» EXERCISE DATA:
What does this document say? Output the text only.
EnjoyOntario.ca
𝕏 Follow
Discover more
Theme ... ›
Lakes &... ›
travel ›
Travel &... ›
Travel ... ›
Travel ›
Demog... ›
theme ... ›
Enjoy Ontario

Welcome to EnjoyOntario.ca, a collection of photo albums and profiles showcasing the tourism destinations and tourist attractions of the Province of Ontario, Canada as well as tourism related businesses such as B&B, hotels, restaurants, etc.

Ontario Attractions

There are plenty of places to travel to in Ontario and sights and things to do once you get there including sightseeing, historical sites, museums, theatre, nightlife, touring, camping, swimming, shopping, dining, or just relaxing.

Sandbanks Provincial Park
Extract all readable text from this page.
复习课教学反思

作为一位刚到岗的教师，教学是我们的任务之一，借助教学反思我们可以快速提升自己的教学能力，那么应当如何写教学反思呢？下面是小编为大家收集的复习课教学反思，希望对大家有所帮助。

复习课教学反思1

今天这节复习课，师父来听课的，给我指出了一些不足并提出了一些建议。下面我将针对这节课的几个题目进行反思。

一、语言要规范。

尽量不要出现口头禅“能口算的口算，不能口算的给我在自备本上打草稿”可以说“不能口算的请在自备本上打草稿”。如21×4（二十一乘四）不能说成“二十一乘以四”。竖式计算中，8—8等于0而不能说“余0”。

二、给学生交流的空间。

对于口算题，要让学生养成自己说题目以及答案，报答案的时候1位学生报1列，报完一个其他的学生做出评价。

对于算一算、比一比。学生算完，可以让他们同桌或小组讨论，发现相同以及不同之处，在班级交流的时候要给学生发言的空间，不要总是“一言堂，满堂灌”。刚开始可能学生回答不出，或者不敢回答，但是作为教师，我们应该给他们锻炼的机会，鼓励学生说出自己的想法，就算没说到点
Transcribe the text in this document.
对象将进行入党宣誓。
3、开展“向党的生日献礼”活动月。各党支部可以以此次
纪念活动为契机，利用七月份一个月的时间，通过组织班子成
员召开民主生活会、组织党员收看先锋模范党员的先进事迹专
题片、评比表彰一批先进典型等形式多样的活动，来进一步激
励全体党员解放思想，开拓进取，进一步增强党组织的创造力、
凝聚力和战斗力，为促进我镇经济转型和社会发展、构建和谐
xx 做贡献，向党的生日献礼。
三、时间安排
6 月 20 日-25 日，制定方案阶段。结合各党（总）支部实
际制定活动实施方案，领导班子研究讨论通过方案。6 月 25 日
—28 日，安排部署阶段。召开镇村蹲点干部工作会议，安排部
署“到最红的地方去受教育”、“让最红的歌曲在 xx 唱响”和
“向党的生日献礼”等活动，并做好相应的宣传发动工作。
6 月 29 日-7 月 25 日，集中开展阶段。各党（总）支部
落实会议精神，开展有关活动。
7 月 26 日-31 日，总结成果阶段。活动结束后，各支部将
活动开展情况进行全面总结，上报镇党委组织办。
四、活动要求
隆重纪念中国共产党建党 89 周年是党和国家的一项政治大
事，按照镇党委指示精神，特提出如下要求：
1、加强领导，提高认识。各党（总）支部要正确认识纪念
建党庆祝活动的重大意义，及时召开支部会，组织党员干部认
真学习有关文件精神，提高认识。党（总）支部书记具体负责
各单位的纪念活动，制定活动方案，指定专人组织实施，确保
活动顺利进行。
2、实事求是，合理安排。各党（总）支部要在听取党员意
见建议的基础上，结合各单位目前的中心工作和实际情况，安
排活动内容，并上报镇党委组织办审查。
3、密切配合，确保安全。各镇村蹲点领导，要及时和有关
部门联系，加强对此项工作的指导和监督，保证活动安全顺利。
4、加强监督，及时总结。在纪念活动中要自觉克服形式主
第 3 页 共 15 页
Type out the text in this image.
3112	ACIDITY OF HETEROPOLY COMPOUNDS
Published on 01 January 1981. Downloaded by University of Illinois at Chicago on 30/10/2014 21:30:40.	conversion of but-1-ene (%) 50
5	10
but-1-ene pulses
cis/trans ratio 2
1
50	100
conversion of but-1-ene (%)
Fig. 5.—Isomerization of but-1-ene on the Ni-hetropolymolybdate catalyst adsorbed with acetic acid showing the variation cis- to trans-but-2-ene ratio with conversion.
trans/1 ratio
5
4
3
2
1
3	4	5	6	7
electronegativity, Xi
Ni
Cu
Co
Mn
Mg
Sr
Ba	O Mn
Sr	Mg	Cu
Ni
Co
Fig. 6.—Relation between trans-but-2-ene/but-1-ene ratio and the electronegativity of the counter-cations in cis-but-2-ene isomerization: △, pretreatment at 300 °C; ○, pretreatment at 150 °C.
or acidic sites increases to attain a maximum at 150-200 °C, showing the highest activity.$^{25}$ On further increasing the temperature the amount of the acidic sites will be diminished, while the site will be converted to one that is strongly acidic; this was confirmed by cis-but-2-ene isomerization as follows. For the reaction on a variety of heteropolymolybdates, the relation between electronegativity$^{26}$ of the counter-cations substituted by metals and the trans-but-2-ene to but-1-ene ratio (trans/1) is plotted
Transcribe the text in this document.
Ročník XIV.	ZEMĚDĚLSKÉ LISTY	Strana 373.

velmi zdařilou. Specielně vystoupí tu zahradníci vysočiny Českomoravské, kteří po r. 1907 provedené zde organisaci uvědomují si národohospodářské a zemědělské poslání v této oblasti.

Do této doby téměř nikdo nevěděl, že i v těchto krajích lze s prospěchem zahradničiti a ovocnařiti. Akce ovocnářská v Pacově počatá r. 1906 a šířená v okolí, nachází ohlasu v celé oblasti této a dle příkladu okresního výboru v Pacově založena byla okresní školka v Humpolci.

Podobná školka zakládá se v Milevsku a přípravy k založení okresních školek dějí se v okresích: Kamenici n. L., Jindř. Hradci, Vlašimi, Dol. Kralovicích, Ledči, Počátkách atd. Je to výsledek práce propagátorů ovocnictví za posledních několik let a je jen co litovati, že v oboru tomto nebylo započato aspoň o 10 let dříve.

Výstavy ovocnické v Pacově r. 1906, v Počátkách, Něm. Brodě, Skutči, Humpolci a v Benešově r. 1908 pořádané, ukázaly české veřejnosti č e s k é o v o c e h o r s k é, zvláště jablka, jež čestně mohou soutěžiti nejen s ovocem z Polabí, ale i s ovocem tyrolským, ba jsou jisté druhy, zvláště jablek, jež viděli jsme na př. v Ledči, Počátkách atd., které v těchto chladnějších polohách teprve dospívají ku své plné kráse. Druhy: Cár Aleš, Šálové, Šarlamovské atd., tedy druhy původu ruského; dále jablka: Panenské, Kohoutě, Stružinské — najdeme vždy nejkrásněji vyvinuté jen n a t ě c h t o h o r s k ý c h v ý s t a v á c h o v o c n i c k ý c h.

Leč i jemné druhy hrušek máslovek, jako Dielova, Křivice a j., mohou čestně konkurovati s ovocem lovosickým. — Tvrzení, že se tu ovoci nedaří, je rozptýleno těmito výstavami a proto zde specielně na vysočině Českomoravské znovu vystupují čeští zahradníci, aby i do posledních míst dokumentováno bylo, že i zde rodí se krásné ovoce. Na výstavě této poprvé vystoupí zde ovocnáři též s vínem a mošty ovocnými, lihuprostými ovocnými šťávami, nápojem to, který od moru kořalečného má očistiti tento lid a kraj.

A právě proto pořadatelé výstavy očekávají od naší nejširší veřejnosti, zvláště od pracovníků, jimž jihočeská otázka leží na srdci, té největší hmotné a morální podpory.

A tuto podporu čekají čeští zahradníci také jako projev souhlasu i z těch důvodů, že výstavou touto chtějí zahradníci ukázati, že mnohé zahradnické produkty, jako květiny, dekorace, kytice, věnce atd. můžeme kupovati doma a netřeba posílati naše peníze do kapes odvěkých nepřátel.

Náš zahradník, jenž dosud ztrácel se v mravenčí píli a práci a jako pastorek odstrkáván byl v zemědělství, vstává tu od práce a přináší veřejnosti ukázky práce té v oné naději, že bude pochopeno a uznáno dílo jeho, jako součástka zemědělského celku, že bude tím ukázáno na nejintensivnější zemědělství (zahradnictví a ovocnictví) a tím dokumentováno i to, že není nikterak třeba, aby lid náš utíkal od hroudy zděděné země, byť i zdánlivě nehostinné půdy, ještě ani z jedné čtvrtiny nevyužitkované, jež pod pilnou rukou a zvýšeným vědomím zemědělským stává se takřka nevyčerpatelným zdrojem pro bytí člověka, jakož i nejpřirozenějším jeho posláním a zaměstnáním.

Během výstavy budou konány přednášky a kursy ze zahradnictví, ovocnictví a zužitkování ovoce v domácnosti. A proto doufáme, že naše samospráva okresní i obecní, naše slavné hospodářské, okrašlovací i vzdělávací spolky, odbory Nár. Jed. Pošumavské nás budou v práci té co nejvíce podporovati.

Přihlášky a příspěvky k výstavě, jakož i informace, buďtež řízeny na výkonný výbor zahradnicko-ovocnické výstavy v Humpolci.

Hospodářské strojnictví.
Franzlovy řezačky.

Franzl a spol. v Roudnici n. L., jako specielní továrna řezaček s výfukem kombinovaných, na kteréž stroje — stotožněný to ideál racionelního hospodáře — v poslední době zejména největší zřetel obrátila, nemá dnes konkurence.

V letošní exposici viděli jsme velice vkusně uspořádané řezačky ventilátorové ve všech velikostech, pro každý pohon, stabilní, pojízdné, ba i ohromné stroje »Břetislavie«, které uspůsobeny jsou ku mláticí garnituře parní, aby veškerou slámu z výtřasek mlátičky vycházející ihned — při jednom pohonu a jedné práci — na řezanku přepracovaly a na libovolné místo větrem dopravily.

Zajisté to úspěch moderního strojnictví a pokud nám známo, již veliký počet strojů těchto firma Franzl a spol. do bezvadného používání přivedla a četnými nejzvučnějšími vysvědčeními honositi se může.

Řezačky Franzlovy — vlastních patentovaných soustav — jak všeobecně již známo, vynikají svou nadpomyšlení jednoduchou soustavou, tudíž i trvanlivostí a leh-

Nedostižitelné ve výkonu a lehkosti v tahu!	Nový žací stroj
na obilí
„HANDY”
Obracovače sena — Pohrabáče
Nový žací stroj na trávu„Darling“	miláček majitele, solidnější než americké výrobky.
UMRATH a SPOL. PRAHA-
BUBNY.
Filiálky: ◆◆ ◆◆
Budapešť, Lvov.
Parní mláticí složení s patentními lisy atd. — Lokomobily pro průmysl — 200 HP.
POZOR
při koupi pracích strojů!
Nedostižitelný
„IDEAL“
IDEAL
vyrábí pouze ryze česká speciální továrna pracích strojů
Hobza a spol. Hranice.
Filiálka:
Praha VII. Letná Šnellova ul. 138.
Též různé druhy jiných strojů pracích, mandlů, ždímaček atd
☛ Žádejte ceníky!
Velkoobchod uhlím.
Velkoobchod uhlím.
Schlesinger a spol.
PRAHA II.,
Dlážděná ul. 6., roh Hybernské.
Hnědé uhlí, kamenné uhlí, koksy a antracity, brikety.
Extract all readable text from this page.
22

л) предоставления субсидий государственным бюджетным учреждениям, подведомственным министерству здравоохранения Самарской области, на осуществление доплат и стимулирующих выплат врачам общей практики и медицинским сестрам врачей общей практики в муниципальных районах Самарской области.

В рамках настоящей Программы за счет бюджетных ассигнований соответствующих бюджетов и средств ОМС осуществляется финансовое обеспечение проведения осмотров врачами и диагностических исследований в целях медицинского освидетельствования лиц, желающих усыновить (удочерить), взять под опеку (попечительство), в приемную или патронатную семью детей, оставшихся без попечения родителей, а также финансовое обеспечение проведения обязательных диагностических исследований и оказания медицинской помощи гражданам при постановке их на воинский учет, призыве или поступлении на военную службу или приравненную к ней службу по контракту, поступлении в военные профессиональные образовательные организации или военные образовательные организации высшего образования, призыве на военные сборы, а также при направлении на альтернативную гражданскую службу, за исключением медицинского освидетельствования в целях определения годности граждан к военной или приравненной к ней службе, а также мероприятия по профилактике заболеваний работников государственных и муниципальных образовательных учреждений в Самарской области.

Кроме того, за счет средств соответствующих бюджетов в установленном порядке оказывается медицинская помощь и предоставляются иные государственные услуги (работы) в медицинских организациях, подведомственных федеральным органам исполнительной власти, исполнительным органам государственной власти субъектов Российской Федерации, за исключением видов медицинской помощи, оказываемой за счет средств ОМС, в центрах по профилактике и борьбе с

» JOB: Go through the lines above. Select every one that has the string "this".

» TASK ANSWER:
What does this document say? Output the text only.
Extract all readable text from this page.
Transcribe the text in this document.
Type out the text in this image.
or acidic sites increases to attain a maximum at 150-200 °C, showing the highest activity.$^{25}$ On further increasing the temperature the amount of the acidic sites will be diminished, while the site will be converted to one that is strongly acidic; this was confirmed by cis-but-2-ene isomerization as follows. For the reaction on a variety of heteropolymolybdates, the relation between electronegativity$^{26}$ of the counter-cations substituted by metals and the trans-but-2-ene to but-1-ene ratio (trans/1) is plotted
Transcribe the text in this document.
Extract all readable text from this page.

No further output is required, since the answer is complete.